DIRECTIVE: From the entries that follow, extract each line holding the string "Spectra".

*** THE DATA

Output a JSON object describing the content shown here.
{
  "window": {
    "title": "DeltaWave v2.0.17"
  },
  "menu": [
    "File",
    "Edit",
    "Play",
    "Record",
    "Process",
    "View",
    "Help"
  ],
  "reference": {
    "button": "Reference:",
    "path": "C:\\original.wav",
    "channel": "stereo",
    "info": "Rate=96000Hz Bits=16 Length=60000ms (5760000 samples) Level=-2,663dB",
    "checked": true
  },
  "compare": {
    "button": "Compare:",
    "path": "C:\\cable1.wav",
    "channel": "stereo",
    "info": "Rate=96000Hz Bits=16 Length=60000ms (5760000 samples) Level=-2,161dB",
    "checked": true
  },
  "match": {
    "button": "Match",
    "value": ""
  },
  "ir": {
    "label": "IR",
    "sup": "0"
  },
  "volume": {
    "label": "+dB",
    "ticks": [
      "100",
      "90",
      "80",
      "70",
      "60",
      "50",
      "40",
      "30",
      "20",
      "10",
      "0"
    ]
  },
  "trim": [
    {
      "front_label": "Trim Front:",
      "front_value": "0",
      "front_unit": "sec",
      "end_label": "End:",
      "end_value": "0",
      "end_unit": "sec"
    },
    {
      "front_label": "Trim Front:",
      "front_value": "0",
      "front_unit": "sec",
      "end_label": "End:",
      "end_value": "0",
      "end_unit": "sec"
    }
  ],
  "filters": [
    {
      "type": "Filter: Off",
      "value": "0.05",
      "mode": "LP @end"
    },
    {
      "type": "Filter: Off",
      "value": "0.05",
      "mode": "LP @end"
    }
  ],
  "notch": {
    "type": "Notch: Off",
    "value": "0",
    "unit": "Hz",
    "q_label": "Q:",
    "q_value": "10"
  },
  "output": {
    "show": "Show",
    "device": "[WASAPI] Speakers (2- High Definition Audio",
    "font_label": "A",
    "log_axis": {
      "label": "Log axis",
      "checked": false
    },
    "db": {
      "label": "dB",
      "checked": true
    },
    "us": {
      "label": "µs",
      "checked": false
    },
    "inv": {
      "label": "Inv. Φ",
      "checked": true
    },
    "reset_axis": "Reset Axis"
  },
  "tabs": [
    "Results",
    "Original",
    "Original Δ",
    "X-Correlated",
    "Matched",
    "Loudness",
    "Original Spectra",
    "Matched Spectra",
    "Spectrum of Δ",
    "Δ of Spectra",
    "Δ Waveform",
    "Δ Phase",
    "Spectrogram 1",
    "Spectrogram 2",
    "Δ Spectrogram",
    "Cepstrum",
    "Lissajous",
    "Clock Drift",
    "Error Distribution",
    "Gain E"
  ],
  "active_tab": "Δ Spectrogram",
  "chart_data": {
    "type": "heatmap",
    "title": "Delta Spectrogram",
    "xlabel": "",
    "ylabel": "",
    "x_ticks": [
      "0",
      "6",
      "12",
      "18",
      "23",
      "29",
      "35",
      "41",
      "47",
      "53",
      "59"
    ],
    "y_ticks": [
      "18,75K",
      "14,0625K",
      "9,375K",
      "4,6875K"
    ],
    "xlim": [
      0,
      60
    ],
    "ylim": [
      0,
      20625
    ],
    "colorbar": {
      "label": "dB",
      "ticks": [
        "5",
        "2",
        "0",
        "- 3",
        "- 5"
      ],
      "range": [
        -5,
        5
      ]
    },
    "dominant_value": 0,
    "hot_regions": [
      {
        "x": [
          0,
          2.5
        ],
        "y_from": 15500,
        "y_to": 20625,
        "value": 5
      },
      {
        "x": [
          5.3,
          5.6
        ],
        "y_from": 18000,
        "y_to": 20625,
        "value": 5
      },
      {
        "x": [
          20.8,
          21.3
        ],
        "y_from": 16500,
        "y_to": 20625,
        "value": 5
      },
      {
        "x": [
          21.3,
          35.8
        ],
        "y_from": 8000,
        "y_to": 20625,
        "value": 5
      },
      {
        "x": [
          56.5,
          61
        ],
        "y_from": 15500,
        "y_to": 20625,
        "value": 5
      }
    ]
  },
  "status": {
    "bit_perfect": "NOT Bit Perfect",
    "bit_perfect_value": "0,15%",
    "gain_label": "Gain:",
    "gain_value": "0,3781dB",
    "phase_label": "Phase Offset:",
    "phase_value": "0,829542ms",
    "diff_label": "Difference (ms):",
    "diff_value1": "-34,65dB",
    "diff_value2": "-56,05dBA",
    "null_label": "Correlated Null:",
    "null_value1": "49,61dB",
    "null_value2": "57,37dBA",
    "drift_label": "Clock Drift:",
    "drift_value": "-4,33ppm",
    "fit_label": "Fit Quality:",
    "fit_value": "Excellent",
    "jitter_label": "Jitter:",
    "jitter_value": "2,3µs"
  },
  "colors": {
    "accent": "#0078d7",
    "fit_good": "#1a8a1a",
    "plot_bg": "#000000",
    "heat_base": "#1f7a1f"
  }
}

******

TASK OUTPUT:
    "Original Spectra",
    "Matched Spectra",
    "Δ of Spectra",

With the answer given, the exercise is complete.